What the exercise asks — Scan the entries below for the word "Constructor". Copy each line that has it.

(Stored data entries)
# # # # # # #

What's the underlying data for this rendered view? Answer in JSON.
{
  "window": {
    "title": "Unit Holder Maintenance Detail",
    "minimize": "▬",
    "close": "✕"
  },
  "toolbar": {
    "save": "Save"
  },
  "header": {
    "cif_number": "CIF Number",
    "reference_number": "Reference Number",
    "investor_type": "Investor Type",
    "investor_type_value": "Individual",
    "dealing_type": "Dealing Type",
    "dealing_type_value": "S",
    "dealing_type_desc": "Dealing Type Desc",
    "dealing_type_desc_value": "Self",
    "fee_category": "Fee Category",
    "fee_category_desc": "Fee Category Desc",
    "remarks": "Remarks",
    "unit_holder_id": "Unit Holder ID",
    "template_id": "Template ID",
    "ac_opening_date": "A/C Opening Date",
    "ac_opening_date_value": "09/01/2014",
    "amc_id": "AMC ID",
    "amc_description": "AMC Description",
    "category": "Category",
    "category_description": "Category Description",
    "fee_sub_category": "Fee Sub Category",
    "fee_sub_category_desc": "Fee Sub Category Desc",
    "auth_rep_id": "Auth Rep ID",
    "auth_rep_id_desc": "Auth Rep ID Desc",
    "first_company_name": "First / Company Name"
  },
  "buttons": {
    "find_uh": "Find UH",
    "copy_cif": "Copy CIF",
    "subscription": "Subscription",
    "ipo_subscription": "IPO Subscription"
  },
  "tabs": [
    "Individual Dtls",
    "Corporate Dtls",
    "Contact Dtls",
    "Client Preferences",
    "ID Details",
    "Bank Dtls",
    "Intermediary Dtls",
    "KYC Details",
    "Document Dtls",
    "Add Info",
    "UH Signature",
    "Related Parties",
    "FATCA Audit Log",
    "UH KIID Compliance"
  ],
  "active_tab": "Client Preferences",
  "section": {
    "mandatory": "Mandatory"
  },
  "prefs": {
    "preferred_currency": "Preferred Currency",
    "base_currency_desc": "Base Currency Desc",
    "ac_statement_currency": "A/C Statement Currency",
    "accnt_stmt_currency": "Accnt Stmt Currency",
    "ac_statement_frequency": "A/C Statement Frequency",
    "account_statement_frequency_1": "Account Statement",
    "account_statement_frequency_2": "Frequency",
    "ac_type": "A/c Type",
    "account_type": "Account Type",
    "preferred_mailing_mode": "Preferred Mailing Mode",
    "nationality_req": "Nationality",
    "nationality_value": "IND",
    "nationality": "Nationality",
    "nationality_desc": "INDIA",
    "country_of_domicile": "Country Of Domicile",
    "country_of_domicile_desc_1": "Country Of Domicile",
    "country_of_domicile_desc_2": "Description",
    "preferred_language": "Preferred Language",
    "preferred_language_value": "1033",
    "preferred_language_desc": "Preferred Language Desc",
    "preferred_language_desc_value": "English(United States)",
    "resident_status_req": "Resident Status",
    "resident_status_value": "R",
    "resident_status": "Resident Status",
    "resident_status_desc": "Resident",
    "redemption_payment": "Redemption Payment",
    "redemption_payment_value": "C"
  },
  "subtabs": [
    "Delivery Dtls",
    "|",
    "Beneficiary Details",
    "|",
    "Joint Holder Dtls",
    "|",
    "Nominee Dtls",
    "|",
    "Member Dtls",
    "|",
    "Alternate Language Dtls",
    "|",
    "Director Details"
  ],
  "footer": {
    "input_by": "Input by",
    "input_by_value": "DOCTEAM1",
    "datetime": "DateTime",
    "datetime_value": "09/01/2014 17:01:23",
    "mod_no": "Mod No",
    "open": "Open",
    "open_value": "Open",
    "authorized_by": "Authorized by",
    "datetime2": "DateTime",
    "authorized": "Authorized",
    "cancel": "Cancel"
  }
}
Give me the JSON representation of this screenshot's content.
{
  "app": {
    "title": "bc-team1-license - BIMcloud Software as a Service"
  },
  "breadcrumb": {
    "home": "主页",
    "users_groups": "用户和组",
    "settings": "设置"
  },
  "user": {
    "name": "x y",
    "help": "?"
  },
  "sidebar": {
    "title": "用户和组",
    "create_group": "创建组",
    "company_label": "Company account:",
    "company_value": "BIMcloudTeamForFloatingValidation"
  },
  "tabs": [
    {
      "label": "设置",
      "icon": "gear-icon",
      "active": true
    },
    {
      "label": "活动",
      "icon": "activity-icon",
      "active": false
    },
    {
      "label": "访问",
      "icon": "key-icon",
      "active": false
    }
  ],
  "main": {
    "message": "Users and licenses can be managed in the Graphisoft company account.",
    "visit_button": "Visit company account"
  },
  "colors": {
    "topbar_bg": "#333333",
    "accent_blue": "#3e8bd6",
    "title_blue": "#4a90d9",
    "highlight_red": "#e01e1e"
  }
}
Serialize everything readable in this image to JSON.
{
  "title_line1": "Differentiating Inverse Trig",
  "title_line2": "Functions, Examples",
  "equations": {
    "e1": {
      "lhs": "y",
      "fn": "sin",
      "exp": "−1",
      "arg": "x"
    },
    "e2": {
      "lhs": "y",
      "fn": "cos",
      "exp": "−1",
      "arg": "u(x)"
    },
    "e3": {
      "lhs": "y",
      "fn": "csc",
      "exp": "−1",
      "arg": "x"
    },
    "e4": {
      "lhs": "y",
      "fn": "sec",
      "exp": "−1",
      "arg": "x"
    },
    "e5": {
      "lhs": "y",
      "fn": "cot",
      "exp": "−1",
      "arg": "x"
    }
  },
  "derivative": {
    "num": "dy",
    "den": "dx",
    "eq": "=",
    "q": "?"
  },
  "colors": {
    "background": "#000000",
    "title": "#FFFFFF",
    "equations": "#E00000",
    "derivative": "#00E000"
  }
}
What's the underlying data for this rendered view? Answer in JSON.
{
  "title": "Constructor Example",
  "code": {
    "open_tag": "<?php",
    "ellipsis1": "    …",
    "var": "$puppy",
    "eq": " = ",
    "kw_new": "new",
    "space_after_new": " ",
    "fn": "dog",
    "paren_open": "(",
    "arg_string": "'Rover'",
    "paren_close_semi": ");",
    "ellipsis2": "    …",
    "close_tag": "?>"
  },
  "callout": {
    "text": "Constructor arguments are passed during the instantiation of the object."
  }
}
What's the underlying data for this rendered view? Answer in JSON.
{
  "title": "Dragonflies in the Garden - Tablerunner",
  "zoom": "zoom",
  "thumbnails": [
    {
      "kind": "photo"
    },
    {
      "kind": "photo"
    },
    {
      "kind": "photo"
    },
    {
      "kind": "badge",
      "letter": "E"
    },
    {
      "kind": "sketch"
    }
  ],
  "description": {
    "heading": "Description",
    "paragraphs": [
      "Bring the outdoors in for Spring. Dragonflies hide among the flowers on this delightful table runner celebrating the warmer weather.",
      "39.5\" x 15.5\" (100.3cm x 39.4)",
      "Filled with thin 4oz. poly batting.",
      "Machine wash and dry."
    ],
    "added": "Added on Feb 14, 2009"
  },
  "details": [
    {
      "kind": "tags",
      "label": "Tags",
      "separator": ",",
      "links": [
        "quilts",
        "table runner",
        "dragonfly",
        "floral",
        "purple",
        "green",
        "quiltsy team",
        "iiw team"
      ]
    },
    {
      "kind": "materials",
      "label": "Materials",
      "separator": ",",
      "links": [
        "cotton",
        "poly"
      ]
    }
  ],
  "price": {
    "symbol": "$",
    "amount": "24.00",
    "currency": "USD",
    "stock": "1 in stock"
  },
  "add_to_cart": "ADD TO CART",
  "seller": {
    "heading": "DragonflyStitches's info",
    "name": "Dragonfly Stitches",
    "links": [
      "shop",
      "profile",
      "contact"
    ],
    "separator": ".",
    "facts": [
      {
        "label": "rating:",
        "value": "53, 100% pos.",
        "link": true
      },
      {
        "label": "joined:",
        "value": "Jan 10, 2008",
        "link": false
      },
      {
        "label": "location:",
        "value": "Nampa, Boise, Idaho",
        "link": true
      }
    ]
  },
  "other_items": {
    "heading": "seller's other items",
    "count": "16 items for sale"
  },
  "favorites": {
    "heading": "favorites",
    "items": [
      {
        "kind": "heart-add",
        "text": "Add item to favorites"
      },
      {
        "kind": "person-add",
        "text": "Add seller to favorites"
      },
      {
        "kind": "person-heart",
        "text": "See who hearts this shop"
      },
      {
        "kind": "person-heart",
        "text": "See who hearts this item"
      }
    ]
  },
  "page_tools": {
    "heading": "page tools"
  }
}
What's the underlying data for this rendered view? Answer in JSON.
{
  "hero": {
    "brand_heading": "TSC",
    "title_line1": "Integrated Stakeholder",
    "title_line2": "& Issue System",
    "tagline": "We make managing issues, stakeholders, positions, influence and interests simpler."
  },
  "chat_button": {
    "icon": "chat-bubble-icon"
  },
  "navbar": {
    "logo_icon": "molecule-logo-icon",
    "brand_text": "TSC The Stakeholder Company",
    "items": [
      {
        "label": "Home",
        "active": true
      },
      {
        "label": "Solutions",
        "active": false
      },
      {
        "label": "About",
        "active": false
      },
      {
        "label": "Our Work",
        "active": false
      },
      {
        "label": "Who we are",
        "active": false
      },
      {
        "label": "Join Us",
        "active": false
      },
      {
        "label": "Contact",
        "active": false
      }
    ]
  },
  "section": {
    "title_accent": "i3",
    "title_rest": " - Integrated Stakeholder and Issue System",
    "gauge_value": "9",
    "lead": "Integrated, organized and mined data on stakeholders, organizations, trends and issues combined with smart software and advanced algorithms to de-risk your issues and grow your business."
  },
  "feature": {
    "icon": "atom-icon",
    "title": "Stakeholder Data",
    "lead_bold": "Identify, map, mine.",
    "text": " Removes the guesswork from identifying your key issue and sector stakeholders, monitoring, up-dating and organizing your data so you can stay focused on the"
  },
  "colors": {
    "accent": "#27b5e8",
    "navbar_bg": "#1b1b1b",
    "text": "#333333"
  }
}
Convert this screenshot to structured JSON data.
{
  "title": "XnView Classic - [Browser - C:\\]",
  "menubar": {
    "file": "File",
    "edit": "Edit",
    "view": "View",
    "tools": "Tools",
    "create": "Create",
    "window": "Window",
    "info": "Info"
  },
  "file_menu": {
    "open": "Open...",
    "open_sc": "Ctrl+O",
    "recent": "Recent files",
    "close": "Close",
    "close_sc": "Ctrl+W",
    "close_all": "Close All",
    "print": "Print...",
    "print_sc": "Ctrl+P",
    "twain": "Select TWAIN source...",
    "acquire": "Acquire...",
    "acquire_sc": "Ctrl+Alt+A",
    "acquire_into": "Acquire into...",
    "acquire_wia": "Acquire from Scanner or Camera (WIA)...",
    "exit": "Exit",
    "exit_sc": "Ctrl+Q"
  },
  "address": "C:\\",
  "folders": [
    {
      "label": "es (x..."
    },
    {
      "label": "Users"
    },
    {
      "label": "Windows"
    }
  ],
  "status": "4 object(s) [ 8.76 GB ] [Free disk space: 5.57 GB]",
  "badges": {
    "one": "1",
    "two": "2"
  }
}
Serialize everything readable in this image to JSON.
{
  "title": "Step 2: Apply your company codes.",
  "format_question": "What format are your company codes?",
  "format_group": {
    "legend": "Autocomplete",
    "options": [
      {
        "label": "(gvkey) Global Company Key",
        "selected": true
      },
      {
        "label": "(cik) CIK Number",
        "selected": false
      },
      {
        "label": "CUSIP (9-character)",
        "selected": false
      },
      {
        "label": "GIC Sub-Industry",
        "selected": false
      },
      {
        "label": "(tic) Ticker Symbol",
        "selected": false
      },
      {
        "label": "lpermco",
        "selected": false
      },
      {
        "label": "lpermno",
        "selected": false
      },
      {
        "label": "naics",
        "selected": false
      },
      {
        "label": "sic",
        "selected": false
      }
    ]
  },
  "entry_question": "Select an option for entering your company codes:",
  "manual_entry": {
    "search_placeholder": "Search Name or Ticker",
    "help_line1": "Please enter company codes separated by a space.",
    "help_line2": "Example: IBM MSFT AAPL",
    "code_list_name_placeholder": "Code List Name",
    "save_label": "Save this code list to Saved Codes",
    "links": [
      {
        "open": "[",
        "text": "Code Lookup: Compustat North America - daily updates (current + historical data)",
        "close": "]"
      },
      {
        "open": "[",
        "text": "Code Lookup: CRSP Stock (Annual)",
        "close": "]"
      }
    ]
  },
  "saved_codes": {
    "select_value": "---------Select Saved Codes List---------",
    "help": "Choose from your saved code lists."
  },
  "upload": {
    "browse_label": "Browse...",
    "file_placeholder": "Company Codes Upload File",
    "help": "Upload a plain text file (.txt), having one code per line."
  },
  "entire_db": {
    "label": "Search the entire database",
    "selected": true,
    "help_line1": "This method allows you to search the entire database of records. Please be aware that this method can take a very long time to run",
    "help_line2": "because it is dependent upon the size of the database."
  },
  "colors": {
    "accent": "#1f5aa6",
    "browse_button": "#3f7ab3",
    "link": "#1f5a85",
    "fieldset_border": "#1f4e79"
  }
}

# # # # # # #

Task answer —
  "title": "Constructor Example",
    "text": "Constructor arguments are passed during the instantiation of the object."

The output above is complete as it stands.